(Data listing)
_____
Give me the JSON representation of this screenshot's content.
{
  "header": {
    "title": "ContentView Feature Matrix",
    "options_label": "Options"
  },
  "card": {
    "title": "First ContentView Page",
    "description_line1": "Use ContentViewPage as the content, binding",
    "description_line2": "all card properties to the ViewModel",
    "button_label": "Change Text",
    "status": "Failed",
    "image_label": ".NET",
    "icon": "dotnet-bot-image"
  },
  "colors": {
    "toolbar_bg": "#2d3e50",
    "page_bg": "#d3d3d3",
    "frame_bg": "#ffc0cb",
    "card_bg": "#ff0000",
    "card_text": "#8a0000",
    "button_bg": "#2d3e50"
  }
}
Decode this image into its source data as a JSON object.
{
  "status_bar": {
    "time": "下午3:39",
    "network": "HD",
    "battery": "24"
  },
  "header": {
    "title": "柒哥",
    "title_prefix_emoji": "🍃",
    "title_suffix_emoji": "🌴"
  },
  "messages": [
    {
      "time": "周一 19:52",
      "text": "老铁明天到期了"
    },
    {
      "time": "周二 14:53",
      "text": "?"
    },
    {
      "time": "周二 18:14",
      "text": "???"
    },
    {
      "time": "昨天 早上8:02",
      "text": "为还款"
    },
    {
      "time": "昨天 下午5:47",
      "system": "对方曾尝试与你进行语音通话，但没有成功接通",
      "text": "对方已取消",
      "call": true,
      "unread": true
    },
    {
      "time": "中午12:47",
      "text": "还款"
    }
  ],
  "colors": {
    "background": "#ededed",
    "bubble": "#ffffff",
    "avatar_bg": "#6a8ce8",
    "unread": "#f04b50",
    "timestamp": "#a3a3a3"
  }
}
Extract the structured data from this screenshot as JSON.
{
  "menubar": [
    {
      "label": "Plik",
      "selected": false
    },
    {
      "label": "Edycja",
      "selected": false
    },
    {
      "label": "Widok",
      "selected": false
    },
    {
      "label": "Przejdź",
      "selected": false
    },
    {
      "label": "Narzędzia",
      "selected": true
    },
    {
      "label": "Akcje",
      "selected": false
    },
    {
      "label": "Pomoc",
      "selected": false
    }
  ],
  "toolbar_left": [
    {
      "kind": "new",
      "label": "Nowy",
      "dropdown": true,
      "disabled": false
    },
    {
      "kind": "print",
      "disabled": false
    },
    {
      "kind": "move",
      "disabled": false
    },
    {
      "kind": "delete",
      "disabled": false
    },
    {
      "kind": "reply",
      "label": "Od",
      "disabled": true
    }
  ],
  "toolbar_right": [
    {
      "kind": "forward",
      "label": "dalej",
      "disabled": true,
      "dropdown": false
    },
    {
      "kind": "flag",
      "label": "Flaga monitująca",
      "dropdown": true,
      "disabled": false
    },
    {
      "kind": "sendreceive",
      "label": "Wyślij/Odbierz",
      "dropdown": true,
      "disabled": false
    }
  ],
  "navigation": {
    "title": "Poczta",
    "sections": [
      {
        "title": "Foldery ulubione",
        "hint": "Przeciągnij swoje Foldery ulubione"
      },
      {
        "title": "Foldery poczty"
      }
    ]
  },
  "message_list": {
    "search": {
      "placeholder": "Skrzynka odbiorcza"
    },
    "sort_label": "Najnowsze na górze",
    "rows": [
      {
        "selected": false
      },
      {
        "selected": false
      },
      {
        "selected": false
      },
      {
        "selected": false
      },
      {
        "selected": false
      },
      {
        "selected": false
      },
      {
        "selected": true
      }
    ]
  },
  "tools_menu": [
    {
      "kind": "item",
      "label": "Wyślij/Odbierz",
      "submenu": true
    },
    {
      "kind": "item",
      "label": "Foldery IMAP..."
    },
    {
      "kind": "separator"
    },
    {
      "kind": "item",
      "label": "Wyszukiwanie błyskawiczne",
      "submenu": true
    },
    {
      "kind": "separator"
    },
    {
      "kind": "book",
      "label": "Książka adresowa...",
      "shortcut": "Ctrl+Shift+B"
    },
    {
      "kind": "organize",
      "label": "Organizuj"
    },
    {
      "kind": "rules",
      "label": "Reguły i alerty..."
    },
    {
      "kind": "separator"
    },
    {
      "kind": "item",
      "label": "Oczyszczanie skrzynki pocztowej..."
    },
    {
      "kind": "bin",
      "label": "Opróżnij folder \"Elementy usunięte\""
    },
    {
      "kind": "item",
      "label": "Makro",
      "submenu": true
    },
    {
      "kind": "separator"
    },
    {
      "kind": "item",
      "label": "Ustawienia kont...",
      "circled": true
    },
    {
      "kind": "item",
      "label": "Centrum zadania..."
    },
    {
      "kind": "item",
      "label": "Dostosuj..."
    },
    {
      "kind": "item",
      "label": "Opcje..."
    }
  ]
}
_____
**Aim:** Return the material exactly as it stands.

**Expected answer:**
Give me the JSON representation of this screenshot's content.
{
  "header": {
    "title": "ContentView Feature Matrix",
    "options_label": "Options"
  },
  "card": {
    "title": "First ContentView Page",
    "description_line1": "Use ContentViewPage as the content, binding",
    "description_line2": "all card properties to the ViewModel",
    "button_label": "Change Text",
    "status": "Failed",
    "image_label": ".NET",
    "icon": "dotnet-bot-image"
  },
  "colors": {
    "toolbar_bg": "#2d3e50",
    "page_bg": "#d3d3d3",
    "frame_bg": "#ffc0cb",
    "card_bg": "#ff0000",
    "card_text": "#8a0000",
    "button_bg": "#2d3e50"
  }
}
Decode this image into its source data as a JSON object.
{
  "status_bar": {
    "time": "下午3:39",
    "network": "HD",
    "battery": "24"
  },
  "header": {
    "title": "柒哥",
    "title_prefix_emoji": "🍃",
    "title_suffix_emoji": "🌴"
  },
  "messages": [
    {
      "time": "周一 19:52",
      "text": "老铁明天到期了"
    },
    {
      "time": "周二 14:53",
      "text": "?"
    },
    {
      "time": "周二 18:14",
      "text": "???"
    },
    {
      "time": "昨天 早上8:02",
      "text": "为还款"
    },
    {
      "time": "昨天 下午5:47",
      "system": "对方曾尝试与你进行语音通话，但没有成功接通",
      "text": "对方已取消",
      "call": true,
      "unread": true
    },
    {
      "time": "中午12:47",
      "text": "还款"
    }
  ],
  "colors": {
    "background": "#ededed",
    "bubble": "#ffffff",
    "avatar_bg": "#6a8ce8",
    "unread": "#f04b50",
    "timestamp": "#a3a3a3"
  }
}
Extract the structured data from this screenshot as JSON.
{
  "menubar": [
    {
      "label": "Plik",
      "selected": false
    },
    {
      "label": "Edycja",
      "selected": false
    },
    {
      "label": "Widok",
      "selected": false
    },
    {
      "label": "Przejdź",
      "selected": false
    },
    {
      "label": "Narzędzia",
      "selected": true
    },
    {
      "label": "Akcje",
      "selected": false
    },
    {
      "label": "Pomoc",
      "selected": false
    }
  ],
  "toolbar_left": [
    {
      "kind": "new",
      "label": "Nowy",
      "dropdown": true,
      "disabled": false
    },
    {
      "kind": "print",
      "disabled": false
    },
    {
      "kind": "move",
      "disabled": false
    },
    {
      "kind": "delete",
      "disabled": false
    },
    {
      "kind": "reply",
      "label": "Od",
      "disabled": true
    }
  ],
  "toolbar_right": [
    {
      "kind": "forward",
      "label": "dalej",
      "disabled": true,
      "dropdown": false
    },
    {
      "kind": "flag",
      "label": "Flaga monitująca",
      "dropdown": true,
      "disabled": false
    },
    {
      "kind": "sendreceive",
      "label": "Wyślij/Odbierz",
      "dropdown": true,
      "disabled": false
    }
  ],
  "navigation": {
    "title": "Poczta",
    "sections": [
      {
        "title": "Foldery ulubione",
        "hint": "Przeciągnij swoje Foldery ulubione"
      },
      {
        "title": "Foldery poczty"
      }
    ]
  },
  "message_list": {
    "search": {
      "placeholder": "Skrzynka odbiorcza"
    },
    "sort_label": "Najnowsze na górze",
    "rows": [
      {
        "selected": false
      },
      {
        "selected": false
      },
      {
        "selected": false
      },
      {
        "selected": false
      },
      {
        "selected": false
      },
      {
        "selected": false
      },
      {
        "selected": true
      }
    ]
  },
  "tools_menu": [
    {
      "kind": "item",
      "label": "Wyślij/Odbierz",
      "submenu": true
    },
    {
      "kind": "item",
      "label": "Foldery IMAP..."
    },
    {
      "kind": "separator"
    },
    {
      "kind": "item",
      "label": "Wyszukiwanie błyskawiczne",
      "submenu": true
    },
    {
      "kind": "separator"
    },
    {
      "kind": "book",
      "label": "Książka adresowa...",
      "shortcut": "Ctrl+Shift+B"
    },
    {
      "kind": "organize",
      "label": "Organizuj"
    },
    {
      "kind": "rules",
      "label": "Reguły i alerty..."
    },
    {
      "kind": "separator"
    },
    {
      "kind": "item",
      "label": "Oczyszczanie skrzynki pocztowej..."
    },
    {
      "kind": "bin",
      "label": "Opróżnij folder \"Elementy usunięte\""
    },
    {
      "kind": "item",
      "label": "Makro",
      "submenu": true
    },
    {
      "kind": "separator"
    },
    {
      "kind": "item",
      "label": "Ustawienia kont...",
      "circled": true
    },
    {
      "kind": "item",
      "label": "Centrum zadania..."
    },
    {
      "kind": "item",
      "label": "Dostosuj..."
    },
    {
      "kind": "item",
      "label": "Opcje..."
    }
  ]
}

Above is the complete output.